### [DATA LISTING]

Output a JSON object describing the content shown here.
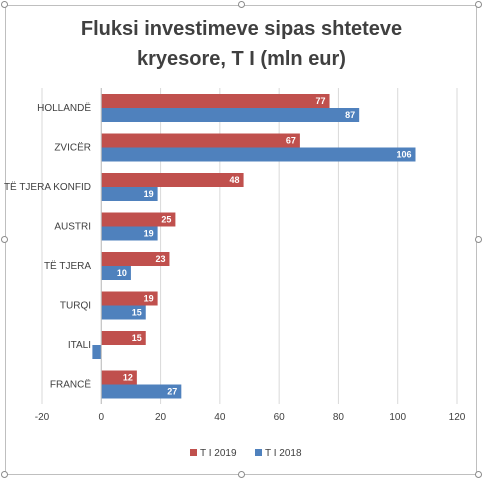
{
  "chart_data": {
    "type": "bar",
    "orientation": "horizontal",
    "title_line1": "Fluksi investimeve sipas shteteve",
    "title_line2": "kryesore, T I (mln eur)",
    "categories": [
      "HOLLANDË",
      "ZVICËR",
      "TË TJERA KONFID",
      "AUSTRI",
      "TË TJERA",
      "TURQI",
      "ITALI",
      "FRANCË"
    ],
    "series": [
      {
        "name": "T I 2019",
        "color": "#c0504d",
        "values": [
          77,
          67,
          48,
          25,
          23,
          19,
          15,
          12
        ]
      },
      {
        "name": "T I 2018",
        "color": "#4f81bd",
        "values": [
          87,
          106,
          19,
          19,
          10,
          15,
          -3,
          27
        ]
      }
    ],
    "data_labels": [
      [
        "77",
        "67",
        "48",
        "25",
        "23",
        "19",
        "15",
        "12"
      ],
      [
        "87",
        "106",
        "19",
        "19",
        "10",
        "15",
        "",
        "27"
      ]
    ],
    "xlim": [
      -20,
      120
    ],
    "xticks": [
      "-20",
      "0",
      "20",
      "40",
      "60",
      "80",
      "100",
      "120"
    ],
    "grid": true,
    "legend_position": "bottom"
  }
}
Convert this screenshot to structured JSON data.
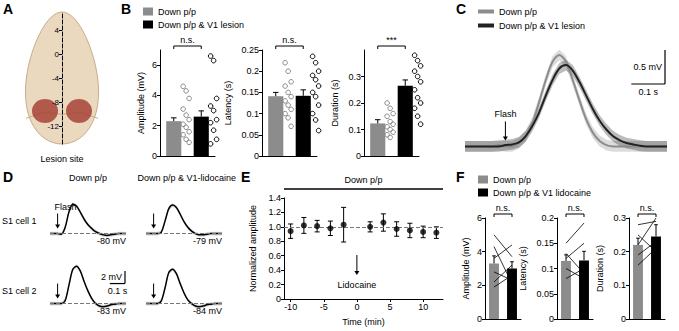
{
  "chart_data": [
    {
      "panel": "A",
      "type": "scale",
      "ylim": [
        -15,
        7
      ],
      "yticks": [
        -12,
        -8,
        -4,
        0,
        4
      ],
      "annotation": "Lesion site",
      "lesion": [
        -7.5,
        -11.5
      ],
      "color": "#a33a2e",
      "grid": false
    },
    {
      "panel": "B",
      "type": "bar",
      "tick_labels": "y",
      "grid": false,
      "legend": "top-left",
      "series": [
        {
          "name": "Down p/p",
          "color": "#8c8c8c",
          "marker": "open_circle"
        },
        {
          "name": "Down p/p & V1 lesion",
          "color": "#000000",
          "marker": "open_circle"
        }
      ],
      "charts": [
        {
          "ylabel": "Amplitude (mV)",
          "ylim": [
            0,
            7
          ],
          "yticks": [
            0,
            2,
            4,
            6
          ],
          "values": [
            2.3,
            2.6
          ],
          "errors": [
            0.22,
            0.38
          ],
          "points": [
            [
              4.6,
              4.3,
              3.8,
              3.1,
              2.7,
              2.4,
              2.1,
              1.9,
              1.6,
              1.4,
              1.1,
              0.9
            ],
            [
              6.6,
              6.3,
              3.8,
              3.3,
              3.0,
              2.4,
              2.2,
              1.7,
              1.1,
              0.8
            ]
          ],
          "annotation": "n.s."
        },
        {
          "ylabel": "Latency (s)",
          "ylim": [
            0,
            0.25
          ],
          "yticks": [
            0,
            0.05,
            0.1,
            0.15,
            0.2,
            0.25
          ],
          "values": [
            0.141,
            0.142
          ],
          "errors": [
            0.009,
            0.014
          ],
          "points": [
            [
              0.22,
              0.2,
              0.175,
              0.165,
              0.15,
              0.14,
              0.13,
              0.12,
              0.11,
              0.1,
              0.09,
              0.07
            ],
            [
              0.235,
              0.22,
              0.2,
              0.19,
              0.18,
              0.165,
              0.15,
              0.14,
              0.12,
              0.1,
              0.085,
              0.06
            ]
          ],
          "annotation": "n.s."
        },
        {
          "ylabel": "Duration (s)",
          "ylim": [
            0,
            0.4
          ],
          "yticks": [
            0,
            0.1,
            0.2,
            0.3
          ],
          "values": [
            0.123,
            0.265
          ],
          "errors": [
            0.014,
            0.022
          ],
          "points": [
            [
              0.2,
              0.18,
              0.16,
              0.15,
              0.13,
              0.12,
              0.11,
              0.1,
              0.09,
              0.08,
              0.07
            ],
            [
              0.38,
              0.36,
              0.34,
              0.32,
              0.3,
              0.28,
              0.25,
              0.22,
              0.2,
              0.18,
              0.15,
              0.12
            ]
          ],
          "annotation": "***"
        }
      ]
    },
    {
      "panel": "C",
      "type": "line",
      "tick_labels": false,
      "grid": false,
      "legend": "top-left",
      "x": [
        0,
        0.02,
        0.04,
        0.06,
        0.08,
        0.1,
        0.12,
        0.14,
        0.16,
        0.18,
        0.2,
        0.22,
        0.24,
        0.26,
        0.28,
        0.3,
        0.32,
        0.34,
        0.36,
        0.38,
        0.4,
        0.42,
        0.44,
        0.46,
        0.48,
        0.5,
        0.52,
        0.54,
        0.56,
        0.58,
        0.6
      ],
      "xlim": [
        0,
        0.6
      ],
      "ylim": [
        -0.2,
        1.6
      ],
      "series": [
        {
          "name": "Down p/p",
          "color": "#8c8c8c",
          "error": 0.08,
          "values": [
            0,
            0,
            0,
            0,
            0,
            0.02,
            0,
            0,
            0.05,
            0.15,
            0.35,
            0.65,
            0.98,
            1.25,
            1.35,
            1.25,
            0.98,
            0.68,
            0.4,
            0.2,
            0.08,
            0.02,
            0,
            0,
            0,
            0,
            0,
            0,
            0,
            0,
            0
          ]
        },
        {
          "name": "Down p/p & V1 lesion",
          "color": "#222222",
          "error": 0.08,
          "values": [
            0,
            0,
            0,
            0,
            0,
            0,
            0.02,
            0.03,
            0.06,
            0.15,
            0.3,
            0.5,
            0.75,
            0.98,
            1.15,
            1.2,
            1.12,
            0.95,
            0.75,
            0.55,
            0.38,
            0.25,
            0.15,
            0.09,
            0.05,
            0.03,
            0.01,
            0,
            0,
            0,
            0
          ]
        }
      ],
      "annotation": "Flash",
      "flash": 0.12,
      "scale_bars": [
        {
          "axis": "y",
          "length": 0.5,
          "label": "0.5 mV"
        },
        {
          "axis": "x",
          "length": 0.1,
          "label": "0.1 s"
        }
      ]
    },
    {
      "panel": "D",
      "type": "line",
      "tick_labels": false,
      "grid": false,
      "color": "#000000",
      "error": 0.3,
      "columns": [
        "Down p/p",
        "Down p/p & V1-lidocaine"
      ],
      "rows": [
        "S1 cell 1",
        "S1 cell 2"
      ],
      "x": [
        0,
        0.025,
        0.05,
        0.075,
        0.1,
        0.125,
        0.15,
        0.175,
        0.2,
        0.225,
        0.25,
        0.275,
        0.3,
        0.325,
        0.35,
        0.375,
        0.4,
        0.425,
        0.45,
        0.475,
        0.5
      ],
      "xlim": [
        0,
        0.5
      ],
      "annotation": "Flash",
      "flash": 0.05,
      "traces": [
        [
          {
            "baseline": -80,
            "baseline_label": "-80 mV",
            "ylim": [
              -82,
              -73
            ],
            "values": [
              -80,
              -80,
              -80,
              -80.1,
              -79,
              -76.5,
              -75.3,
              -75.6,
              -76.6,
              -77.7,
              -78.6,
              -79.2,
              -79.7,
              -80,
              -80.2,
              -80.3,
              -80.2,
              -80.1,
              -80,
              -80,
              -80
            ]
          },
          {
            "baseline": -79,
            "baseline_label": "-79 mV",
            "ylim": [
              -81,
              -72
            ],
            "values": [
              -79,
              -79,
              -79,
              -79,
              -78.8,
              -77,
              -75,
              -74.4,
              -74.8,
              -75.9,
              -77.1,
              -78,
              -78.6,
              -79,
              -79.2,
              -79.2,
              -79.1,
              -79,
              -79,
              -79,
              -79
            ]
          }
        ],
        [
          {
            "baseline": -83,
            "baseline_label": "-83 mV",
            "ylim": [
              -85,
              -76
            ],
            "values": [
              -83,
              -83,
              -83,
              -83,
              -82.5,
              -80,
              -77.5,
              -77,
              -77.8,
              -79.5,
              -81,
              -82.2,
              -83,
              -83.4,
              -83.5,
              -83.4,
              -83.2,
              -83.1,
              -83,
              -83,
              -83
            ]
          },
          {
            "baseline": -84,
            "baseline_label": "-84 mV",
            "ylim": [
              -86,
              -77
            ],
            "values": [
              -84,
              -84,
              -84,
              -84,
              -83.6,
              -81.5,
              -79,
              -78.5,
              -79.2,
              -80.8,
              -82.3,
              -83.4,
              -84,
              -84.4,
              -84.5,
              -84.4,
              -84.2,
              -84.1,
              -84,
              -84,
              -84
            ]
          }
        ]
      ],
      "scale_bars": [
        {
          "axis": "y",
          "length": 2,
          "label": "2 mV"
        },
        {
          "axis": "x",
          "length": 0.1,
          "label": "0.1 s"
        }
      ]
    },
    {
      "panel": "E",
      "type": "scatter",
      "grid": false,
      "color": "#000000",
      "marker": "circle",
      "x": [
        -10,
        -8,
        -6,
        -4,
        -2,
        2,
        4,
        6,
        8,
        10,
        12
      ],
      "values": [
        0.94,
        1.02,
        1.01,
        0.98,
        1.03,
        1.0,
        1.06,
        0.97,
        0.95,
        0.93,
        0.92
      ],
      "errors": [
        0.1,
        0.11,
        0.08,
        0.1,
        0.24,
        0.07,
        0.12,
        0.1,
        0.1,
        0.08,
        0.08
      ],
      "xlim": [
        -11,
        13
      ],
      "xticks": [
        -10,
        -5,
        0,
        5,
        10
      ],
      "ylim": [
        0,
        1.4
      ],
      "yticks": [
        0,
        0.2,
        0.4,
        0.6,
        0.8,
        {
          "value": 1,
          "label": "1.0"
        },
        1.2,
        1.4
      ],
      "xlabel": "Time (min)",
      "ylabel": "Normalized amplitude",
      "reference": 1,
      "annotations": [
        {
          "text": "Down p/p",
          "x": [
            -11,
            13
          ]
        },
        {
          "text": "Lidocaine",
          "x": 0
        }
      ]
    },
    {
      "panel": "F",
      "type": "bar",
      "tick_labels": "y",
      "grid": false,
      "legend": "top-left",
      "series": [
        {
          "name": "Down p/p",
          "color": "#8c8c8c"
        },
        {
          "name": "Down p/p & V1 lidocaine",
          "color": "#000000"
        }
      ],
      "charts": [
        {
          "ylabel": "Amplitude (mV)",
          "ylim": [
            0,
            6
          ],
          "yticks": [
            0,
            2,
            4,
            6
          ],
          "values": [
            3.3,
            3.0
          ],
          "errors": [
            0.45,
            0.4
          ],
          "pairs": [
            [
              5.0,
              3.7
            ],
            [
              4.3,
              2.1
            ],
            [
              3.6,
              4.4
            ],
            [
              2.8,
              2.3
            ],
            [
              2.2,
              3.2
            ],
            [
              1.9,
              2.6
            ]
          ],
          "annotation": "n.s."
        },
        {
          "ylabel": "Latency (s)",
          "ylim": [
            0,
            0.2
          ],
          "yticks": [
            0,
            0.05,
            0.1,
            0.15,
            0.2
          ],
          "values": [
            0.115,
            0.116
          ],
          "errors": [
            0.012,
            0.018
          ],
          "pairs": [
            [
              0.15,
              0.19
            ],
            [
              0.13,
              0.09
            ],
            [
              0.12,
              0.15
            ],
            [
              0.1,
              0.08
            ],
            [
              0.08,
              0.1
            ]
          ],
          "annotation": "n.s."
        },
        {
          "ylabel": "Duration (s)",
          "ylim": [
            0,
            0.3
          ],
          "yticks": [
            0,
            0.1,
            0.2,
            0.3
          ],
          "values": [
            0.22,
            0.245
          ],
          "errors": [
            0.02,
            0.035
          ],
          "pairs": [
            [
              0.28,
              0.29
            ],
            [
              0.25,
              0.2
            ],
            [
              0.22,
              0.3
            ],
            [
              0.19,
              0.23
            ],
            [
              0.16,
              0.21
            ]
          ],
          "annotation": "n.s."
        }
      ]
    }
  ]
}
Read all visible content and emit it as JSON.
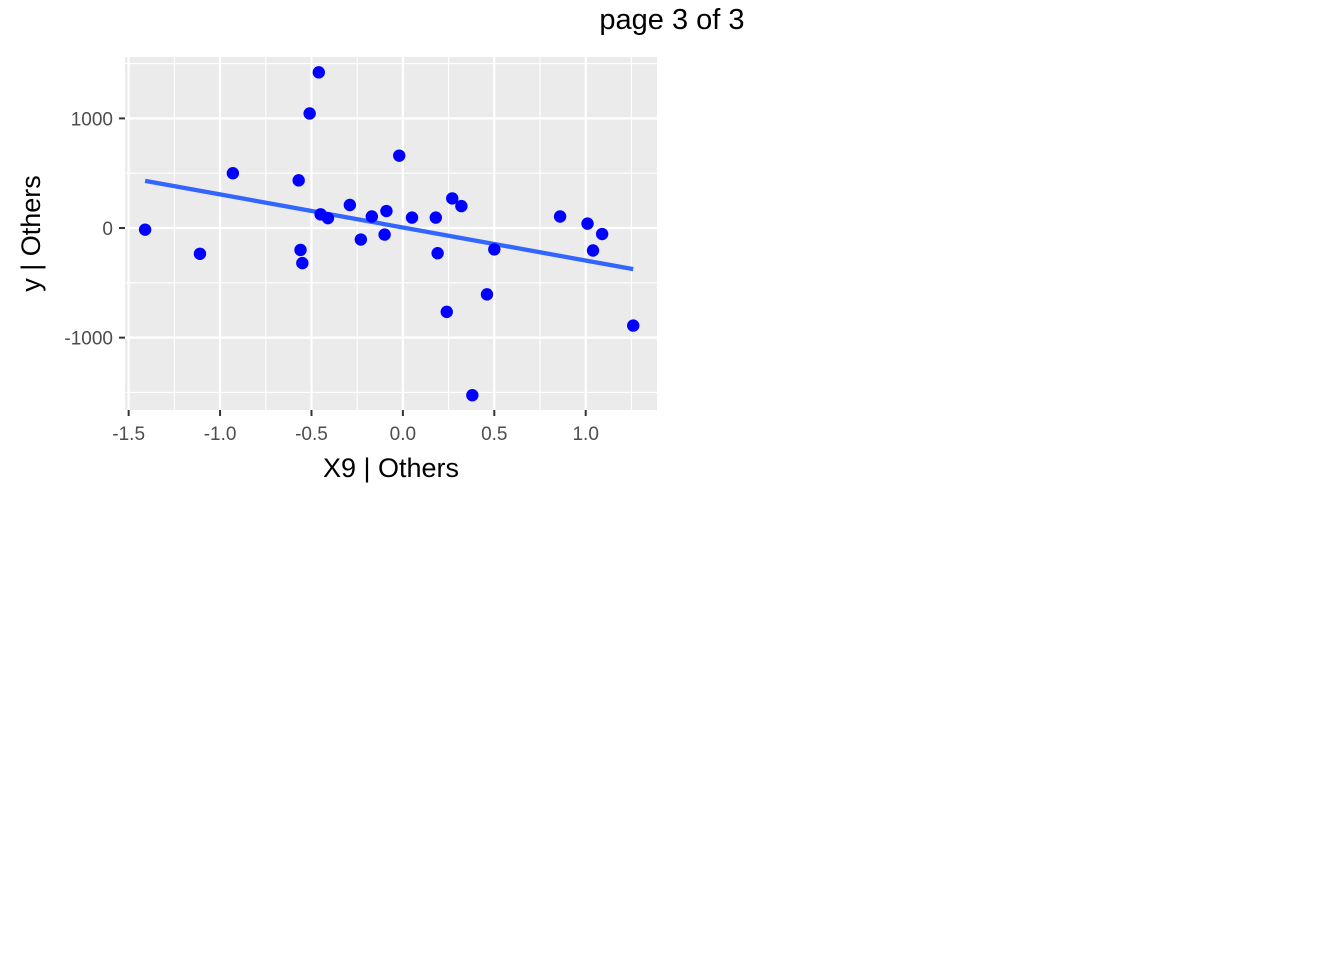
{
  "page": {
    "title": "page 3 of 3"
  },
  "colors": {
    "panel_bg": "#EBEBEB",
    "grid": "#FFFFFF",
    "point": "#0000FF",
    "fit_line": "#3366FF",
    "tick": "#333333",
    "tick_label": "#4D4D4D"
  },
  "chart_data": {
    "type": "scatter",
    "title": "",
    "xlabel": "X9  | Others",
    "ylabel": "y  | Others",
    "xlim": [
      -1.52,
      1.39
    ],
    "ylim": [
      -1660,
      1560
    ],
    "x_ticks": [
      -1.5,
      -1.0,
      -0.5,
      0.0,
      0.5,
      1.0
    ],
    "x_tick_labels": [
      "-1.5",
      "-1.0",
      "-0.5",
      "0.0",
      "0.5",
      "1.0"
    ],
    "y_ticks": [
      -1000,
      0,
      1000
    ],
    "y_tick_labels": [
      "-1000",
      "0",
      "1000"
    ],
    "grid": true,
    "points": [
      {
        "x": -1.41,
        "y": -15
      },
      {
        "x": -1.11,
        "y": -235
      },
      {
        "x": -0.93,
        "y": 500
      },
      {
        "x": -0.57,
        "y": 435
      },
      {
        "x": -0.56,
        "y": -200
      },
      {
        "x": -0.55,
        "y": -320
      },
      {
        "x": -0.51,
        "y": 1045
      },
      {
        "x": -0.46,
        "y": 1420
      },
      {
        "x": -0.45,
        "y": 125
      },
      {
        "x": -0.41,
        "y": 90
      },
      {
        "x": -0.29,
        "y": 210
      },
      {
        "x": -0.23,
        "y": -105
      },
      {
        "x": -0.17,
        "y": 105
      },
      {
        "x": -0.1,
        "y": -60
      },
      {
        "x": -0.09,
        "y": 155
      },
      {
        "x": -0.02,
        "y": 660
      },
      {
        "x": 0.05,
        "y": 95
      },
      {
        "x": 0.18,
        "y": 95
      },
      {
        "x": 0.19,
        "y": -230
      },
      {
        "x": 0.24,
        "y": -765
      },
      {
        "x": 0.27,
        "y": 270
      },
      {
        "x": 0.32,
        "y": 200
      },
      {
        "x": 0.38,
        "y": -1525
      },
      {
        "x": 0.46,
        "y": -605
      },
      {
        "x": 0.5,
        "y": -195
      },
      {
        "x": 0.86,
        "y": 105
      },
      {
        "x": 1.01,
        "y": 40
      },
      {
        "x": 1.04,
        "y": -205
      },
      {
        "x": 1.09,
        "y": -55
      },
      {
        "x": 1.26,
        "y": -890
      }
    ],
    "fit_line": {
      "x": [
        -1.41,
        1.26
      ],
      "y": [
        430,
        -375
      ]
    }
  }
}
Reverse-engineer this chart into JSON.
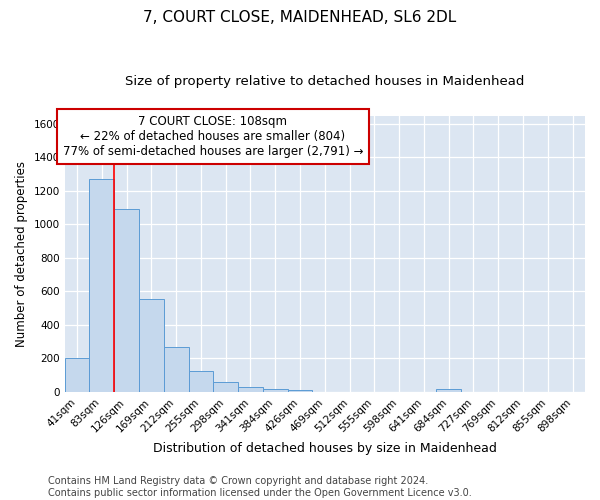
{
  "title": "7, COURT CLOSE, MAIDENHEAD, SL6 2DL",
  "subtitle": "Size of property relative to detached houses in Maidenhead",
  "xlabel": "Distribution of detached houses by size in Maidenhead",
  "ylabel": "Number of detached properties",
  "categories": [
    "41sqm",
    "83sqm",
    "126sqm",
    "169sqm",
    "212sqm",
    "255sqm",
    "298sqm",
    "341sqm",
    "384sqm",
    "426sqm",
    "469sqm",
    "512sqm",
    "555sqm",
    "598sqm",
    "641sqm",
    "684sqm",
    "727sqm",
    "769sqm",
    "812sqm",
    "855sqm",
    "898sqm"
  ],
  "values": [
    200,
    1270,
    1095,
    555,
    270,
    125,
    60,
    30,
    20,
    12,
    0,
    0,
    0,
    0,
    0,
    20,
    0,
    0,
    0,
    0,
    0
  ],
  "bar_color": "#c5d8ed",
  "bar_edge_color": "#5b9bd5",
  "red_line_x": 2.0,
  "annotation_text": "7 COURT CLOSE: 108sqm\n← 22% of detached houses are smaller (804)\n77% of semi-detached houses are larger (2,791) →",
  "annotation_box_color": "#ffffff",
  "annotation_box_edge": "#cc0000",
  "ylim": [
    0,
    1650
  ],
  "yticks": [
    0,
    200,
    400,
    600,
    800,
    1000,
    1200,
    1400,
    1600
  ],
  "footer": "Contains HM Land Registry data © Crown copyright and database right 2024.\nContains public sector information licensed under the Open Government Licence v3.0.",
  "fig_bg_color": "#ffffff",
  "plot_bg": "#dce6f2",
  "title_fontsize": 11,
  "subtitle_fontsize": 9.5,
  "xlabel_fontsize": 9,
  "ylabel_fontsize": 8.5,
  "tick_fontsize": 7.5,
  "footer_fontsize": 7,
  "annot_fontsize": 8.5
}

### [TASK TO CARRY OUT]
Without the pictures, repeat exactly the lines running from the line containing "Reverse-engineer this chart into JSON." through the end of the data, both ends included.

### [THE OUTPUT]
Reverse-engineer this chart into JSON.
{
  "title": "7, COURT CLOSE, MAIDENHEAD, SL6 2DL",
  "subtitle": "Size of property relative to detached houses in Maidenhead",
  "xlabel": "Distribution of detached houses by size in Maidenhead",
  "ylabel": "Number of detached properties",
  "categories": [
    "41sqm",
    "83sqm",
    "126sqm",
    "169sqm",
    "212sqm",
    "255sqm",
    "298sqm",
    "341sqm",
    "384sqm",
    "426sqm",
    "469sqm",
    "512sqm",
    "555sqm",
    "598sqm",
    "641sqm",
    "684sqm",
    "727sqm",
    "769sqm",
    "812sqm",
    "855sqm",
    "898sqm"
  ],
  "values": [
    200,
    1270,
    1095,
    555,
    270,
    125,
    60,
    30,
    20,
    12,
    0,
    0,
    0,
    0,
    0,
    20,
    0,
    0,
    0,
    0,
    0
  ],
  "bar_color": "#c5d8ed",
  "bar_edge_color": "#5b9bd5",
  "red_line_x": 2.0,
  "annotation_text": "7 COURT CLOSE: 108sqm\n← 22% of detached houses are smaller (804)\n77% of semi-detached houses are larger (2,791) →",
  "annotation_box_color": "#ffffff",
  "annotation_box_edge": "#cc0000",
  "ylim": [
    0,
    1650
  ],
  "yticks": [
    0,
    200,
    400,
    600,
    800,
    1000,
    1200,
    1400,
    1600
  ],
  "footer": "Contains HM Land Registry data © Crown copyright and database right 2024.\nContains public sector information licensed under the Open Government Licence v3.0.",
  "fig_bg_color": "#ffffff",
  "plot_bg": "#dce6f2",
  "title_fontsize": 11,
  "subtitle_fontsize": 9.5,
  "xlabel_fontsize": 9,
  "ylabel_fontsize": 8.5,
  "tick_fontsize": 7.5,
  "footer_fontsize": 7,
  "annot_fontsize": 8.5
}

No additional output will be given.